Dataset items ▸

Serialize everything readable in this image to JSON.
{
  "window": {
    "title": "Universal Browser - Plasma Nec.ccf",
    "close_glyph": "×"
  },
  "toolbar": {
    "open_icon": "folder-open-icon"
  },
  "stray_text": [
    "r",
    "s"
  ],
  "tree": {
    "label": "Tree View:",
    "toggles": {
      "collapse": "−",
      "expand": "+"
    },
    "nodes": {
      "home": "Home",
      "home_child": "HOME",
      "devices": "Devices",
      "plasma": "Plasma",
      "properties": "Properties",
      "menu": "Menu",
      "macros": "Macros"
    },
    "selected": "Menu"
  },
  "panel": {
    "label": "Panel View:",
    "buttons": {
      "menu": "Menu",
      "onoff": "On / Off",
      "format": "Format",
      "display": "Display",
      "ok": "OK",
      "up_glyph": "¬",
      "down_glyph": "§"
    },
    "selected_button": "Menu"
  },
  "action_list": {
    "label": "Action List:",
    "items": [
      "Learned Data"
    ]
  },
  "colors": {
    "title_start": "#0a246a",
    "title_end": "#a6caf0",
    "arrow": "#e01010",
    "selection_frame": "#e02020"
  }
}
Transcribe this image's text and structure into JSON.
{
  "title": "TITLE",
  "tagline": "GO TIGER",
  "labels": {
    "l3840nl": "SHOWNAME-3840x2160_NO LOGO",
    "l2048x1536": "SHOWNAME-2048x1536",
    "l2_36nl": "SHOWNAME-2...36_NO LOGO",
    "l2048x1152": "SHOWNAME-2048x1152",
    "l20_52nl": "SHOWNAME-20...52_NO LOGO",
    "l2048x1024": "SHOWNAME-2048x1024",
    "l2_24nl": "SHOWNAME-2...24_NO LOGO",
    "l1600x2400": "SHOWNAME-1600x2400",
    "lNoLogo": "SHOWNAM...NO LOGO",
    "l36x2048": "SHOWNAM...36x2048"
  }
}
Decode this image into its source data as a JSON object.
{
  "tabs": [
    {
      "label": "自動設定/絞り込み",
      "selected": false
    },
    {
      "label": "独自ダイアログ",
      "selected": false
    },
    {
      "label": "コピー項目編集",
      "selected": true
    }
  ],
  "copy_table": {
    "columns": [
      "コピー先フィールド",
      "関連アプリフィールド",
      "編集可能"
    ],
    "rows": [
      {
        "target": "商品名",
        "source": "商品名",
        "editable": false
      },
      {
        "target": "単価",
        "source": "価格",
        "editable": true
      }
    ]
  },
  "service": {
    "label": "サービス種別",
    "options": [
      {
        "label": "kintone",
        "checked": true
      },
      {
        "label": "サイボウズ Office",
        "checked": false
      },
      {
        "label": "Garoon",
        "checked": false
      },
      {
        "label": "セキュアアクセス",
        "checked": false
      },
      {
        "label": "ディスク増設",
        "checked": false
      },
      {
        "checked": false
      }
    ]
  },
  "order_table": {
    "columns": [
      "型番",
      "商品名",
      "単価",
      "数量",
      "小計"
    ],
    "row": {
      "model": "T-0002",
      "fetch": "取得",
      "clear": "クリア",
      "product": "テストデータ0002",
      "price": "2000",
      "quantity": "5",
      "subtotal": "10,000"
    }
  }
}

--

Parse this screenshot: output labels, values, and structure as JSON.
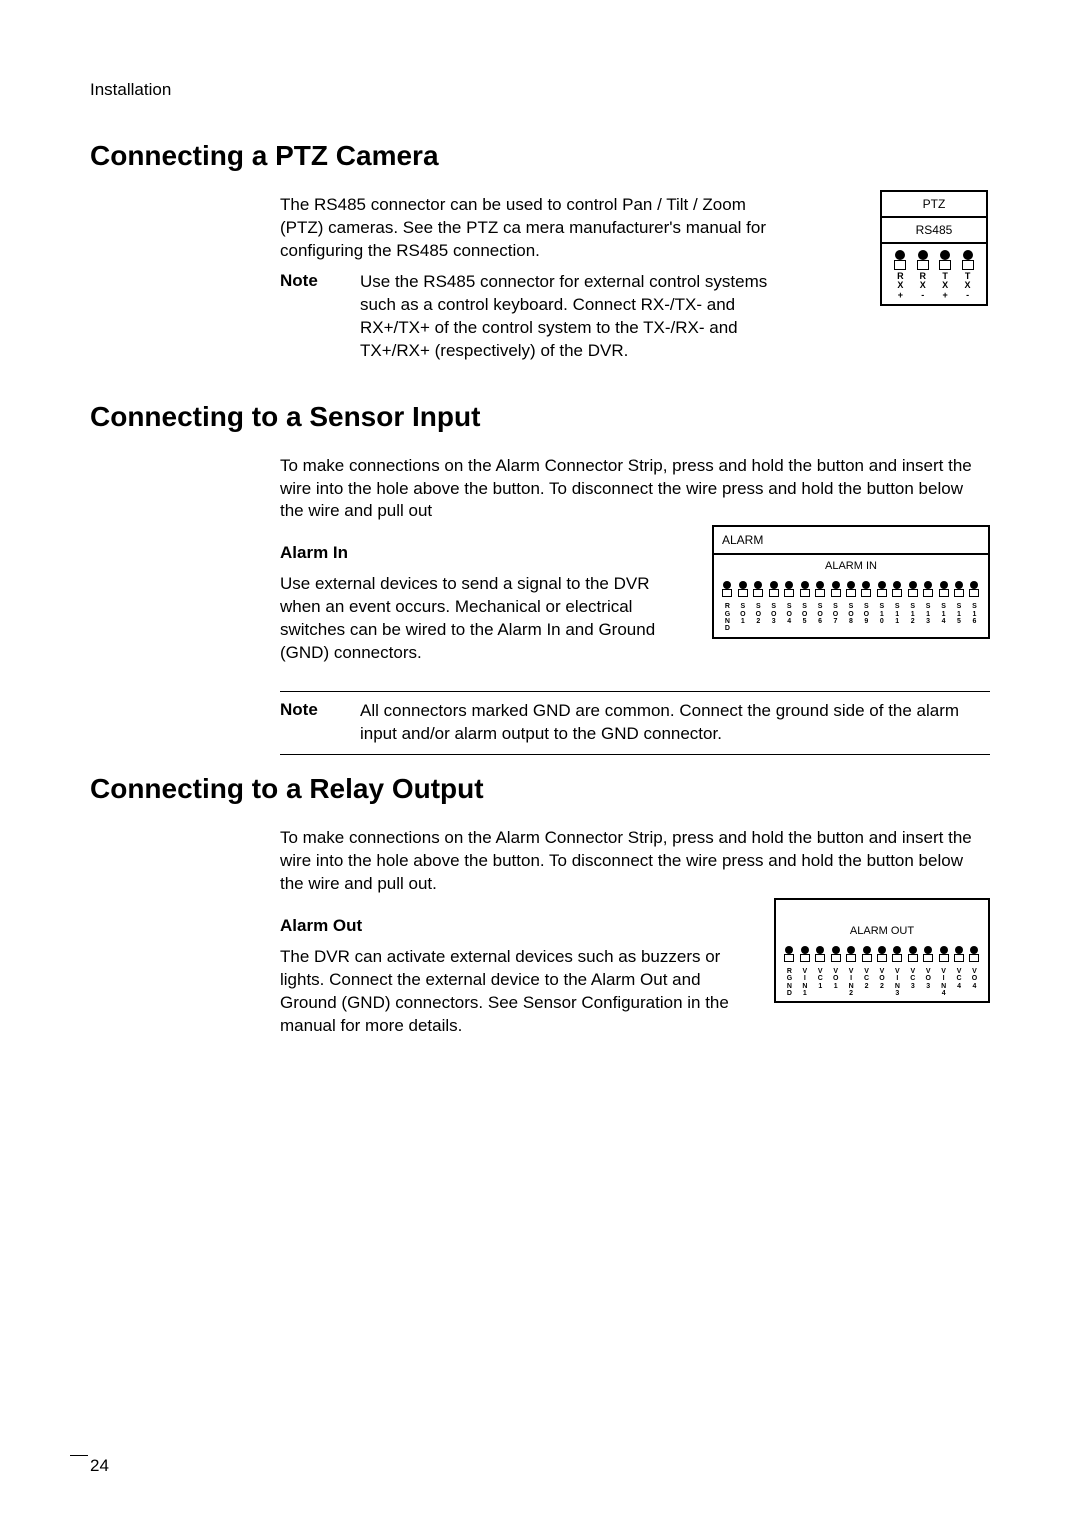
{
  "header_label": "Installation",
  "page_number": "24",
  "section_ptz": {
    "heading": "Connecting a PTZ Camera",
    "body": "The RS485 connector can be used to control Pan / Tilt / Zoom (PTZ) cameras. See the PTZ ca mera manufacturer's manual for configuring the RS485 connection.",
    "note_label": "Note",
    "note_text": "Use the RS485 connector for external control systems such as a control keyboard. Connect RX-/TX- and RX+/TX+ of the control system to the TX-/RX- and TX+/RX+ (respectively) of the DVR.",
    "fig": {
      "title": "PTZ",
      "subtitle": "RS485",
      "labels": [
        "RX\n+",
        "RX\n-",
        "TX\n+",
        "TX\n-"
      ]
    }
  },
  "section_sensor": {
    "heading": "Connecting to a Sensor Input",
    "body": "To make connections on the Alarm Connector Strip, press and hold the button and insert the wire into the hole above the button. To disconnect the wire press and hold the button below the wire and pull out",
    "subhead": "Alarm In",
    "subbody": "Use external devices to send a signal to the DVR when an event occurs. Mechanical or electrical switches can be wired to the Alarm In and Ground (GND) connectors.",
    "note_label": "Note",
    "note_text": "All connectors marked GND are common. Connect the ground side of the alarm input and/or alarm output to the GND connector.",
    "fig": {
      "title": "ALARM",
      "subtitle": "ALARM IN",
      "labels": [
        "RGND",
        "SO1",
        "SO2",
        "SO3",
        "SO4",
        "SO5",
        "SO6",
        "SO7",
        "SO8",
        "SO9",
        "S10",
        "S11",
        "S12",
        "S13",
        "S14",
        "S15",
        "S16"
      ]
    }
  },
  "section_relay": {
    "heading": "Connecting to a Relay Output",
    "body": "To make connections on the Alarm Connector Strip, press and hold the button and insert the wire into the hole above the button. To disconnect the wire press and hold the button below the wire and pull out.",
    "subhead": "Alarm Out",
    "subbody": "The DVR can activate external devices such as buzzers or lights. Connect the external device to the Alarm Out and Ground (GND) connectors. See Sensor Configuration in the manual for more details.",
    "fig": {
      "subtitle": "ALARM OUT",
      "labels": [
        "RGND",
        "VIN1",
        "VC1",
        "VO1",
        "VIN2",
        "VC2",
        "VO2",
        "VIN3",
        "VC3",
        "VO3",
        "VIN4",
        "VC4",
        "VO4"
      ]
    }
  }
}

* * *

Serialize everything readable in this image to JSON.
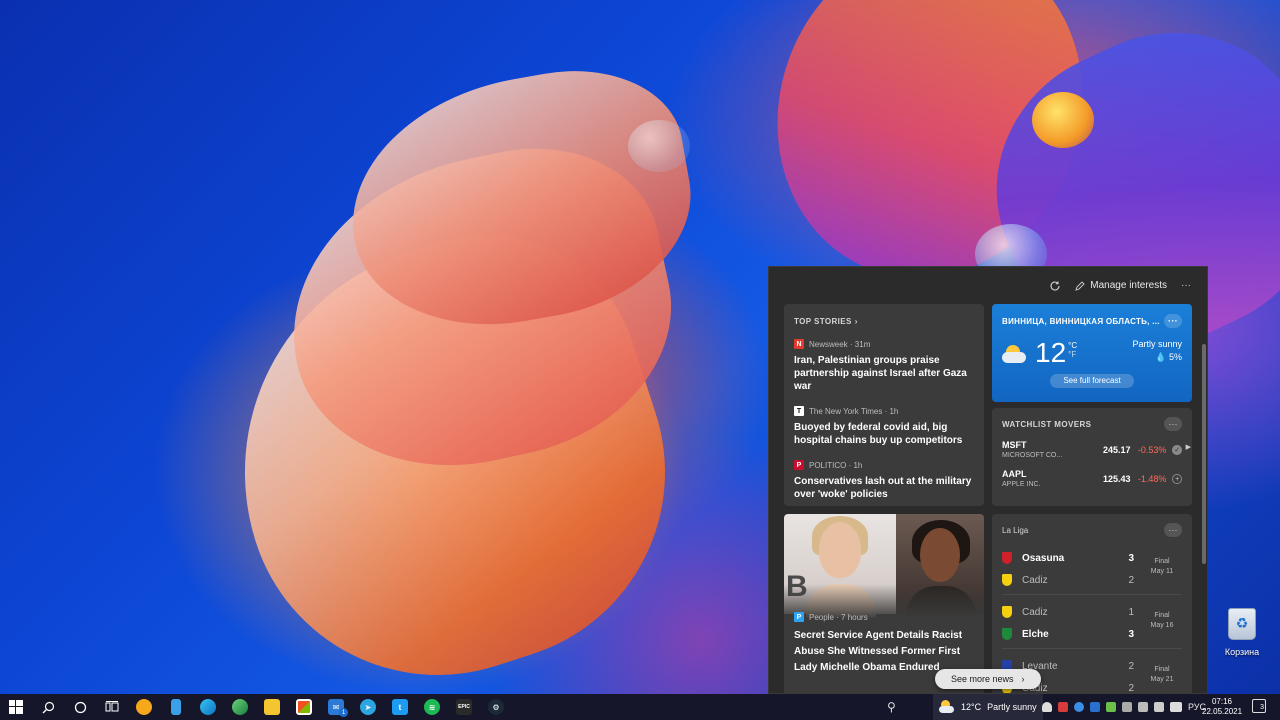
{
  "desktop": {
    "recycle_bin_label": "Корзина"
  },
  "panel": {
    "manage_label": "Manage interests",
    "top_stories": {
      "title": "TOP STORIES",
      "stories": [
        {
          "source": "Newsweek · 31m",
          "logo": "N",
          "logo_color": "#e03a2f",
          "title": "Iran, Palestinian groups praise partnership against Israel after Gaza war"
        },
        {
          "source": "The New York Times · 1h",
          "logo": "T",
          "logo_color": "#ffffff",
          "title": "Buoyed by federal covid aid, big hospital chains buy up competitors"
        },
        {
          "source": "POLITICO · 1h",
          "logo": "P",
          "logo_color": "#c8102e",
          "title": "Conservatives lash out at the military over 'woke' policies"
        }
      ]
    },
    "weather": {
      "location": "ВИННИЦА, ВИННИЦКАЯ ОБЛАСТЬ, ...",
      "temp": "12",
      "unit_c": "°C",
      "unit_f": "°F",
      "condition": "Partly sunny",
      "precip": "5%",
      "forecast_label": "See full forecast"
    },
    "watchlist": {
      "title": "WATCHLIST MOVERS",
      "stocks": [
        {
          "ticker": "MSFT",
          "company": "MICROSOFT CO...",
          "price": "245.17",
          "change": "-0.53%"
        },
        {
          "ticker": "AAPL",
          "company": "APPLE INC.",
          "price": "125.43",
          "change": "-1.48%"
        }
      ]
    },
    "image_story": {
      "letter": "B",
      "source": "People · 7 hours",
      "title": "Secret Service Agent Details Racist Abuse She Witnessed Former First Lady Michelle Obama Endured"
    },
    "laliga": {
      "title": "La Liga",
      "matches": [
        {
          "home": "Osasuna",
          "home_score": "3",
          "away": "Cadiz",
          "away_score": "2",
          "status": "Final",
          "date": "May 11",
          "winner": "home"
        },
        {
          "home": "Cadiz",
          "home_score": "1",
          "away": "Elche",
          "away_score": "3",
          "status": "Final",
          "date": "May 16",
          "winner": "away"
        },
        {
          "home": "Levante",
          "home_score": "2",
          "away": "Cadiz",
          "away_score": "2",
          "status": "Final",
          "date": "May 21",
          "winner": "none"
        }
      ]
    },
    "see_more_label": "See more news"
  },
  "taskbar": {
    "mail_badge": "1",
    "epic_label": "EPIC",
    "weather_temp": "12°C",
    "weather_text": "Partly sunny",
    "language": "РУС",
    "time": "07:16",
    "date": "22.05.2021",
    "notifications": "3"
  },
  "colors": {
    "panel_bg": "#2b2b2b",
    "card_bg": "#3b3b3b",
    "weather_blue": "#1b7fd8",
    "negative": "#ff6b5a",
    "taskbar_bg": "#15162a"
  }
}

Problem statement ▸ Only lines that contain the word "press" are wanted; copy each of them.

Result for this exercise ▸
    "body": "To make connections on the Alarm Connector Strip, press and hold the button and insert the wire into the hole above the button. To disconnect the wire press and hold the button below the wire and pull out",
    "body": "To make connections on the Alarm Connector Strip, press and hold the button and insert the wire into the hole above the button. To disconnect the wire press and hold the button below the wire and pull out.",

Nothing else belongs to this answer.